- [What you will do]: Read the records and write them out again exactly.

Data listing
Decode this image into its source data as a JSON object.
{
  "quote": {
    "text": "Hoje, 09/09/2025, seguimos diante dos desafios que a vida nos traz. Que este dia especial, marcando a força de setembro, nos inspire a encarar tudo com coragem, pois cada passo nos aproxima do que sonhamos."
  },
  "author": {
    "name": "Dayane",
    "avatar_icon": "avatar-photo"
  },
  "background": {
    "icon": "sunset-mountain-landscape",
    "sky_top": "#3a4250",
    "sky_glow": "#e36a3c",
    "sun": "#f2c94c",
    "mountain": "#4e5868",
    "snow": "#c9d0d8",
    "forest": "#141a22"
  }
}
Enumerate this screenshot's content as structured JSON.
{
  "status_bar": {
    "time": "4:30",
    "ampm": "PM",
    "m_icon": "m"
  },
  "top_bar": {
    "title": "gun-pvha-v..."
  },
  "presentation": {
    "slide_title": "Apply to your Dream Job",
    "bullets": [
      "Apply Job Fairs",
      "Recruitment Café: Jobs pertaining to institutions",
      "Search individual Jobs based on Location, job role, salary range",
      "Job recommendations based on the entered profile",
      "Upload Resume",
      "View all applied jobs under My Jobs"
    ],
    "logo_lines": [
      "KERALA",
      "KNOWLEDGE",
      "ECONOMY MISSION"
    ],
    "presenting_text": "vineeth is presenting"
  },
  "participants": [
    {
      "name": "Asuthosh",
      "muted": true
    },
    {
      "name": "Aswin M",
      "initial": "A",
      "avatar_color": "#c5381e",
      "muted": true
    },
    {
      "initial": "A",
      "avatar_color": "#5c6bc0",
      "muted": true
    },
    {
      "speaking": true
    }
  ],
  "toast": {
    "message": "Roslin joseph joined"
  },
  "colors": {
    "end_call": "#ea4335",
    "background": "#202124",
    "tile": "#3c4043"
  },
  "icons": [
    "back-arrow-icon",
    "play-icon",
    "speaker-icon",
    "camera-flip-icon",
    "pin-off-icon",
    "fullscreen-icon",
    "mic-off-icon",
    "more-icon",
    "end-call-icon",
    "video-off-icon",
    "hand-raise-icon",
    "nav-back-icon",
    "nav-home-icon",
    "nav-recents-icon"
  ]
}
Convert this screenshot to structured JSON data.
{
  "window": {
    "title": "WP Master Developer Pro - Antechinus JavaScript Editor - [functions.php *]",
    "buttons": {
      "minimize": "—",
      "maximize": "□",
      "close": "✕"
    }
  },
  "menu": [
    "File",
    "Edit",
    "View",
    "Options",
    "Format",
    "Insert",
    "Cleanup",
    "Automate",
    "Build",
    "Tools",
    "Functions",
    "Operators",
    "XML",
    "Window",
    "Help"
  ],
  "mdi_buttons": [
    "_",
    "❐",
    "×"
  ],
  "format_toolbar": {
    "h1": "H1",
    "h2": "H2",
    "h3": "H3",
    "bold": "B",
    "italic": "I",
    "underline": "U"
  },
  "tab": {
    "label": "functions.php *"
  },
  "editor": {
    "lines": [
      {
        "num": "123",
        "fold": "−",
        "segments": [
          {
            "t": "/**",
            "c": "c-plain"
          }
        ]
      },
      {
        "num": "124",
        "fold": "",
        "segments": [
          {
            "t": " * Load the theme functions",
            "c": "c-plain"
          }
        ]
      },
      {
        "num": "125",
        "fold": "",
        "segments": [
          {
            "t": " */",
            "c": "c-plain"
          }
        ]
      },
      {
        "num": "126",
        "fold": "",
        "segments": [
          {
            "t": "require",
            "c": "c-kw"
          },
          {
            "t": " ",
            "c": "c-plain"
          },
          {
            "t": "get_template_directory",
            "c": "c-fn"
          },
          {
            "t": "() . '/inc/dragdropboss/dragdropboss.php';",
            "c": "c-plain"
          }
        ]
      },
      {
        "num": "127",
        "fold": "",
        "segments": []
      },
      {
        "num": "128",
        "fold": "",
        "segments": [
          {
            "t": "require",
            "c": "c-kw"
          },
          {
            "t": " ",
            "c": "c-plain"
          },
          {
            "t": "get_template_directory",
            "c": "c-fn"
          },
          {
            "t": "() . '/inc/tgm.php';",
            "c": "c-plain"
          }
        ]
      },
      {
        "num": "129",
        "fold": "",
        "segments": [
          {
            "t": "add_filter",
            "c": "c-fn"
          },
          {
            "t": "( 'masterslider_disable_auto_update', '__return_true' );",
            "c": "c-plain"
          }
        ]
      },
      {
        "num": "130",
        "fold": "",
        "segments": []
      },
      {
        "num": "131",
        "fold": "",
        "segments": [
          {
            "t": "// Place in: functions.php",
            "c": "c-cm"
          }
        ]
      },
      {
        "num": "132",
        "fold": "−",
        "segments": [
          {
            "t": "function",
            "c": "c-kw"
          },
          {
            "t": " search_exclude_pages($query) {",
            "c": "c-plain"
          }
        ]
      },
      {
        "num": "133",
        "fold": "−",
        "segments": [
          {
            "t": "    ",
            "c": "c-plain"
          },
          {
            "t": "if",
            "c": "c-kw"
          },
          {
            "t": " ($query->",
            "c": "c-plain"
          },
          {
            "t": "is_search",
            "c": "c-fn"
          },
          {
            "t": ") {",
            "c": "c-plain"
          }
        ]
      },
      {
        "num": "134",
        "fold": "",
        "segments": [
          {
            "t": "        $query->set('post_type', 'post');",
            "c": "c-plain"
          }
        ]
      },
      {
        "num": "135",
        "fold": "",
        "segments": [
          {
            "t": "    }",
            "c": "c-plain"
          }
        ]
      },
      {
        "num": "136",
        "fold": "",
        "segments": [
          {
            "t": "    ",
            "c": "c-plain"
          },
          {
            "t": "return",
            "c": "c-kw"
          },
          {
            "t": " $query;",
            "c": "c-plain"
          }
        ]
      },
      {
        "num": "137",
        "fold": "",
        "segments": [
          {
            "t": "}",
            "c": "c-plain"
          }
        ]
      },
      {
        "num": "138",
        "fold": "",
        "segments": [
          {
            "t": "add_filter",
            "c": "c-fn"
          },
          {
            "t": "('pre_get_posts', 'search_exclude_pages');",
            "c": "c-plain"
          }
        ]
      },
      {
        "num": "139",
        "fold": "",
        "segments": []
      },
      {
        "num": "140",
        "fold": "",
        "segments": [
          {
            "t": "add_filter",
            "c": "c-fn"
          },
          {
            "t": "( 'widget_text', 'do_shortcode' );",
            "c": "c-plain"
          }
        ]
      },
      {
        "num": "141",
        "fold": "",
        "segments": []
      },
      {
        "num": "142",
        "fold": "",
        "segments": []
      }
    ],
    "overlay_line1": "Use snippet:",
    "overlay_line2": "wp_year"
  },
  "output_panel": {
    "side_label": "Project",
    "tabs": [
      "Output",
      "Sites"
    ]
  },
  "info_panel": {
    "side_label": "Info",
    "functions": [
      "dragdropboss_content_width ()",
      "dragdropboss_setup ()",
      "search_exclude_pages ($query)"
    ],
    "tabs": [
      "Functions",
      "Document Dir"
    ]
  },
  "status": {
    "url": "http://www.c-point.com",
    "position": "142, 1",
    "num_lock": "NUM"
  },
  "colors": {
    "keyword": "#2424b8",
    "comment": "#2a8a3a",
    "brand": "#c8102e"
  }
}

- [Answer for this exercise]:
Decode this image into its source data as a JSON object.
{
  "quote": {
    "text": "Hoje, 09/09/2025, seguimos diante dos desafios que a vida nos traz. Que este dia especial, marcando a força de setembro, nos inspire a encarar tudo com coragem, pois cada passo nos aproxima do que sonhamos."
  },
  "author": {
    "name": "Dayane",
    "avatar_icon": "avatar-photo"
  },
  "background": {
    "icon": "sunset-mountain-landscape",
    "sky_top": "#3a4250",
    "sky_glow": "#e36a3c",
    "sun": "#f2c94c",
    "mountain": "#4e5868",
    "snow": "#c9d0d8",
    "forest": "#141a22"
  }
}
Enumerate this screenshot's content as structured JSON.
{
  "status_bar": {
    "time": "4:30",
    "ampm": "PM",
    "m_icon": "m"
  },
  "top_bar": {
    "title": "gun-pvha-v..."
  },
  "presentation": {
    "slide_title": "Apply to your Dream Job",
    "bullets": [
      "Apply Job Fairs",
      "Recruitment Café: Jobs pertaining to institutions",
      "Search individual Jobs based on Location, job role, salary range",
      "Job recommendations based on the entered profile",
      "Upload Resume",
      "View all applied jobs under My Jobs"
    ],
    "logo_lines": [
      "KERALA",
      "KNOWLEDGE",
      "ECONOMY MISSION"
    ],
    "presenting_text": "vineeth is presenting"
  },
  "participants": [
    {
      "name": "Asuthosh",
      "muted": true
    },
    {
      "name": "Aswin M",
      "initial": "A",
      "avatar_color": "#c5381e",
      "muted": true
    },
    {
      "initial": "A",
      "avatar_color": "#5c6bc0",
      "muted": true
    },
    {
      "speaking": true
    }
  ],
  "toast": {
    "message": "Roslin joseph joined"
  },
  "colors": {
    "end_call": "#ea4335",
    "background": "#202124",
    "tile": "#3c4043"
  },
  "icons": [
    "back-arrow-icon",
    "play-icon",
    "speaker-icon",
    "camera-flip-icon",
    "pin-off-icon",
    "fullscreen-icon",
    "mic-off-icon",
    "more-icon",
    "end-call-icon",
    "video-off-icon",
    "hand-raise-icon",
    "nav-back-icon",
    "nav-home-icon",
    "nav-recents-icon"
  ]
}
Convert this screenshot to structured JSON data.
{
  "window": {
    "title": "WP Master Developer Pro - Antechinus JavaScript Editor - [functions.php *]",
    "buttons": {
      "minimize": "—",
      "maximize": "□",
      "close": "✕"
    }
  },
  "menu": [
    "File",
    "Edit",
    "View",
    "Options",
    "Format",
    "Insert",
    "Cleanup",
    "Automate",
    "Build",
    "Tools",
    "Functions",
    "Operators",
    "XML",
    "Window",
    "Help"
  ],
  "mdi_buttons": [
    "_",
    "❐",
    "×"
  ],
  "format_toolbar": {
    "h1": "H1",
    "h2": "H2",
    "h3": "H3",
    "bold": "B",
    "italic": "I",
    "underline": "U"
  },
  "tab": {
    "label": "functions.php *"
  },
  "editor": {
    "lines": [
      {
        "num": "123",
        "fold": "−",
        "segments": [
          {
            "t": "/**",
            "c": "c-plain"
          }
        ]
      },
      {
        "num": "124",
        "fold": "",
        "segments": [
          {
            "t": " * Load the theme functions",
            "c": "c-plain"
          }
        ]
      },
      {
        "num": "125",
        "fold": "",
        "segments": [
          {
            "t": " */",
            "c": "c-plain"
          }
        ]
      },
      {
        "num": "126",
        "fold": "",
        "segments": [
          {
            "t": "require",
            "c": "c-kw"
          },
          {
            "t": " ",
            "c": "c-plain"
          },
          {
            "t": "get_template_directory",
            "c": "c-fn"
          },
          {
            "t": "() . '/inc/dragdropboss/dragdropboss.php';",
            "c": "c-plain"
          }
        ]
      },
      {
        "num": "127",
        "fold": "",
        "segments": []
      },
      {
        "num": "128",
        "fold": "",
        "segments": [
          {
            "t": "require",
            "c": "c-kw"
          },
          {
            "t": " ",
            "c": "c-plain"
          },
          {
            "t": "get_template_directory",
            "c": "c-fn"
          },
          {
            "t": "() . '/inc/tgm.php';",
            "c": "c-plain"
          }
        ]
      },
      {
        "num": "129",
        "fold": "",
        "segments": [
          {
            "t": "add_filter",
            "c": "c-fn"
          },
          {
            "t": "( 'masterslider_disable_auto_update', '__return_true' );",
            "c": "c-plain"
          }
        ]
      },
      {
        "num": "130",
        "fold": "",
        "segments": []
      },
      {
        "num": "131",
        "fold": "",
        "segments": [
          {
            "t": "// Place in: functions.php",
            "c": "c-cm"
          }
        ]
      },
      {
        "num": "132",
        "fold": "−",
        "segments": [
          {
            "t": "function",
            "c": "c-kw"
          },
          {
            "t": " search_exclude_pages($query) {",
            "c": "c-plain"
          }
        ]
      },
      {
        "num": "133",
        "fold": "−",
        "segments": [
          {
            "t": "    ",
            "c": "c-plain"
          },
          {
            "t": "if",
            "c": "c-kw"
          },
          {
            "t": " ($query->",
            "c": "c-plain"
          },
          {
            "t": "is_search",
            "c": "c-fn"
          },
          {
            "t": ") {",
            "c": "c-plain"
          }
        ]
      },
      {
        "num": "134",
        "fold": "",
        "segments": [
          {
            "t": "        $query->set('post_type', 'post');",
            "c": "c-plain"
          }
        ]
      },
      {
        "num": "135",
        "fold": "",
        "segments": [
          {
            "t": "    }",
            "c": "c-plain"
          }
        ]
      },
      {
        "num": "136",
        "fold": "",
        "segments": [
          {
            "t": "    ",
            "c": "c-plain"
          },
          {
            "t": "return",
            "c": "c-kw"
          },
          {
            "t": " $query;",
            "c": "c-plain"
          }
        ]
      },
      {
        "num": "137",
        "fold": "",
        "segments": [
          {
            "t": "}",
            "c": "c-plain"
          }
        ]
      },
      {
        "num": "138",
        "fold": "",
        "segments": [
          {
            "t": "add_filter",
            "c": "c-fn"
          },
          {
            "t": "('pre_get_posts', 'search_exclude_pages');",
            "c": "c-plain"
          }
        ]
      },
      {
        "num": "139",
        "fold": "",
        "segments": []
      },
      {
        "num": "140",
        "fold": "",
        "segments": [
          {
            "t": "add_filter",
            "c": "c-fn"
          },
          {
            "t": "( 'widget_text', 'do_shortcode' );",
            "c": "c-plain"
          }
        ]
      },
      {
        "num": "141",
        "fold": "",
        "segments": []
      },
      {
        "num": "142",
        "fold": "",
        "segments": []
      }
    ],
    "overlay_line1": "Use snippet:",
    "overlay_line2": "wp_year"
  },
  "output_panel": {
    "side_label": "Project",
    "tabs": [
      "Output",
      "Sites"
    ]
  },
  "info_panel": {
    "side_label": "Info",
    "functions": [
      "dragdropboss_content_width ()",
      "dragdropboss_setup ()",
      "search_exclude_pages ($query)"
    ],
    "tabs": [
      "Functions",
      "Document Dir"
    ]
  },
  "status": {
    "url": "http://www.c-point.com",
    "position": "142, 1",
    "num_lock": "NUM"
  },
  "colors": {
    "keyword": "#2424b8",
    "comment": "#2a8a3a",
    "brand": "#c8102e"
  }
}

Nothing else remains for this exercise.